### EXERCISE DETAILS
Make an exact copy of each entry, leaving out every picture.

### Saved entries
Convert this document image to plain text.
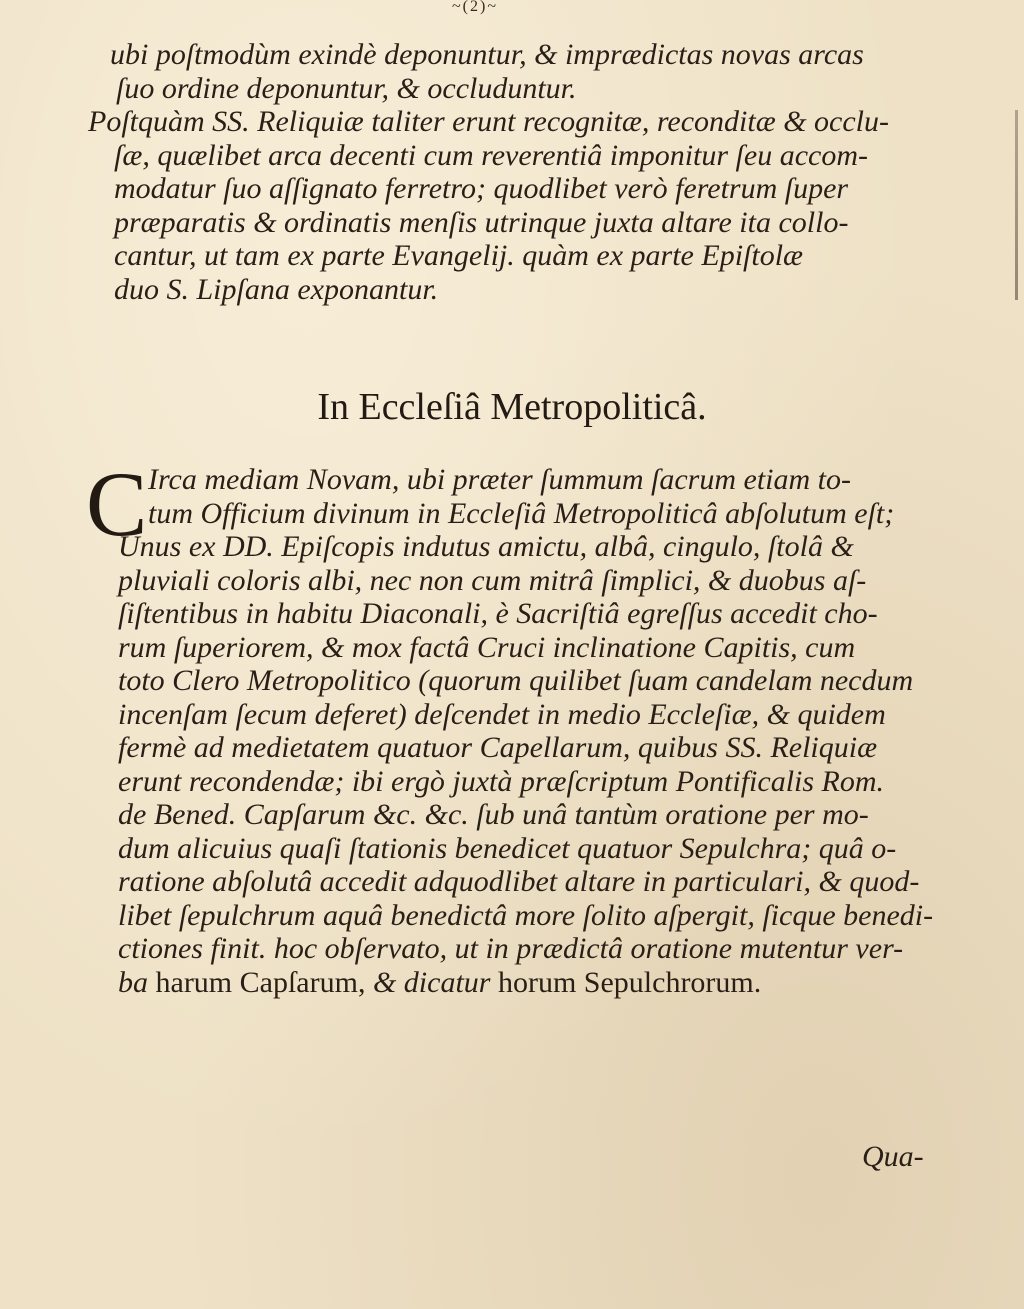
~(2)~
ubi poſtmodùm exindè deponuntur, & imprædictas novas arcas
ſuo ordine deponuntur, & occluduntur.
Poſtquàm SS. Reliquiæ taliter erunt recognitæ, reconditæ & occlu-
ſæ, quælibet arca decenti cum reverentiâ imponitur ſeu accom-
modatur ſuo aſſignato ferretro; quodlibet verò feretrum ſuper
præparatis & ordinatis menſis utrinque juxta altare ita collo-
cantur, ut tam ex parte Evangelij. quàm ex parte Epiſtolæ
duo S. Lipſana exponantur.
In Eccleſiâ Metropoliticâ.
C Irca mediam Novam, ubi præter ſummum ſacrum etiam to-
tum Officium divinum in Eccleſiâ Metropoliticâ abſolutum eſt;
Unus ex DD. Epiſcopis indutus amictu, albâ, cingulo, ſtolâ &
pluviali coloris albi, nec non cum mitrâ ſimplici, & duobus aſ-
ſiſtentibus in habitu Diaconali, è Sacriſtiâ egreſſus accedit cho-
rum ſuperiorem, & mox factâ Cruci inclinatione Capitis, cum
toto Clero Metropolitico (quorum quilibet ſuam candelam necdum
incenſam ſecum deferet) deſcendet in medio Eccleſiæ, & quidem
fermè ad medietatem quatuor Capellarum, quibus SS. Reliquiæ
erunt recondendæ; ibi ergò juxtà præſcriptum Pontificalis Rom.
de Bened. Capſarum &c. &c. ſub unâ tantùm oratione per mo-
dum alicuius quaſi ſtationis benedicet quatuor Sepulchra; quâ o-
ratione abſolutâ accedit adquodlibet altare in particulari, & quod-
libet ſepulchrum aquâ benedictâ more ſolito aſpergit, ſicque benedi-
ctiones finit. hoc obſervato, ut in prædictâ oratione mutentur ver-
ba harum Capſarum, & dicatur horum Sepulchrorum.
Qua-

### RESULT OF THE EXERCISE
Convert this document image to plain text.
~(2)~
ubi poſtmodùm exindè deponuntur, & imprædictas novas arcas
ſuo ordine deponuntur, & occluduntur.
Poſtquàm SS. Reliquiæ taliter erunt recognitæ, reconditæ & occlu-
ſæ, quælibet arca decenti cum reverentiâ imponitur ſeu accom-
modatur ſuo aſſignato ferretro; quodlibet verò feretrum ſuper
præparatis & ordinatis menſis utrinque juxta altare ita collo-
cantur, ut tam ex parte Evangelij. quàm ex parte Epiſtolæ
duo S. Lipſana exponantur.
In Eccleſiâ Metropoliticâ.
C Irca mediam Novam, ubi præter ſummum ſacrum etiam to-
tum Officium divinum in Eccleſiâ Metropoliticâ abſolutum eſt;
Unus ex DD. Epiſcopis indutus amictu, albâ, cingulo, ſtolâ &
pluviali coloris albi, nec non cum mitrâ ſimplici, & duobus aſ-
ſiſtentibus in habitu Diaconali, è Sacriſtiâ egreſſus accedit cho-
rum ſuperiorem, & mox factâ Cruci inclinatione Capitis, cum
toto Clero Metropolitico (quorum quilibet ſuam candelam necdum
incenſam ſecum deferet) deſcendet in medio Eccleſiæ, & quidem
fermè ad medietatem quatuor Capellarum, quibus SS. Reliquiæ
erunt recondendæ; ibi ergò juxtà præſcriptum Pontificalis Rom.
de Bened. Capſarum &c. &c. ſub unâ tantùm oratione per mo-
dum alicuius quaſi ſtationis benedicet quatuor Sepulchra; quâ o-
ratione abſolutâ accedit adquodlibet altare in particulari, & quod-
libet ſepulchrum aquâ benedictâ more ſolito aſpergit, ſicque benedi-
ctiones finit. hoc obſervato, ut in prædictâ oratione mutentur ver-
ba harum Capſarum, & dicatur horum Sepulchrorum.
Qua-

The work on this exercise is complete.